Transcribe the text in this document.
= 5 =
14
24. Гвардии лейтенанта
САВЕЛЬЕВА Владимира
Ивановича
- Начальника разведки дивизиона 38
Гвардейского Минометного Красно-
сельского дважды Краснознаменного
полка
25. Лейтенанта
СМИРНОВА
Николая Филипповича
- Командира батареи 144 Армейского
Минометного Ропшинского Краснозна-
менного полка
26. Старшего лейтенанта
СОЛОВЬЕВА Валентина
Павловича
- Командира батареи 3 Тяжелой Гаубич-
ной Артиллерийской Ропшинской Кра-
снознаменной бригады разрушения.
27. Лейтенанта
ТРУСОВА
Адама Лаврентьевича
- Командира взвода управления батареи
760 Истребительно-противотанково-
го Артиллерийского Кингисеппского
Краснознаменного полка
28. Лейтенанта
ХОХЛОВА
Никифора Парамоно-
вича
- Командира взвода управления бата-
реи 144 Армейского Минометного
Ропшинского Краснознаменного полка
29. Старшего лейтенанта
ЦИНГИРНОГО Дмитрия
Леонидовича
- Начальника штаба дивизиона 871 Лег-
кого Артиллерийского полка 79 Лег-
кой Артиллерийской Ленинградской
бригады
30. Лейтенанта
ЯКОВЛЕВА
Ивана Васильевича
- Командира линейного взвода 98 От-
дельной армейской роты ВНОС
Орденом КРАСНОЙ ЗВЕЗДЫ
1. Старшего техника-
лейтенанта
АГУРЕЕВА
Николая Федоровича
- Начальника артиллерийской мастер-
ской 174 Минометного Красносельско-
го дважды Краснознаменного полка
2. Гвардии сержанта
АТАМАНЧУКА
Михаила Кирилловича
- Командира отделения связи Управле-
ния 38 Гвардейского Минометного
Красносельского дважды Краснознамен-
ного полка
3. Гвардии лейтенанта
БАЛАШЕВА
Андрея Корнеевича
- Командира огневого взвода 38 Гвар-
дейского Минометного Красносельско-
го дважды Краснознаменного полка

——

PROMPT: Your task is to print the whole listing again exactly.

TASK RESPONSE:
Transcribe the text in this document.
= 5 =
14
24. Гвардии лейтенанта
САВЕЛЬЕВА Владимира
Ивановича
- Начальника разведки дивизиона 38
Гвардейского Минометного Красно-
сельского дважды Краснознаменного
полка
25. Лейтенанта
СМИРНОВА
Николая Филипповича
- Командира батареи 144 Армейского
Минометного Ропшинского Краснозна-
менного полка
26. Старшего лейтенанта
СОЛОВЬЕВА Валентина
Павловича
- Командира батареи 3 Тяжелой Гаубич-
ной Артиллерийской Ропшинской Кра-
снознаменной бригады разрушения.
27. Лейтенанта
ТРУСОВА
Адама Лаврентьевича
- Командира взвода управления батареи
760 Истребительно-противотанково-
го Артиллерийского Кингисеппского
Краснознаменного полка
28. Лейтенанта
ХОХЛОВА
Никифора Парамоно-
вича
- Командира взвода управления бата-
реи 144 Армейского Минометного
Ропшинского Краснознаменного полка
29. Старшего лейтенанта
ЦИНГИРНОГО Дмитрия
Леонидовича
- Начальника штаба дивизиона 871 Лег-
кого Артиллерийского полка 79 Лег-
кой Артиллерийской Ленинградской
бригады
30. Лейтенанта
ЯКОВЛЕВА
Ивана Васильевича
- Командира линейного взвода 98 От-
дельной армейской роты ВНОС
Орденом КРАСНОЙ ЗВЕЗДЫ
1. Старшего техника-
лейтенанта
АГУРЕЕВА
Николая Федоровича
- Начальника артиллерийской мастер-
ской 174 Минометного Красносельско-
го дважды Краснознаменного полка
2. Гвардии сержанта
АТАМАНЧУКА
Михаила Кирилловича
- Командира отделения связи Управле-
ния 38 Гвардейского Минометного
Красносельского дважды Краснознамен-
ного полка
3. Гвардии лейтенанта
БАЛАШЕВА
Андрея Корнеевича
- Командира огневого взвода 38 Гвар-
дейского Минометного Красносельско-
го дважды Краснознаменного полка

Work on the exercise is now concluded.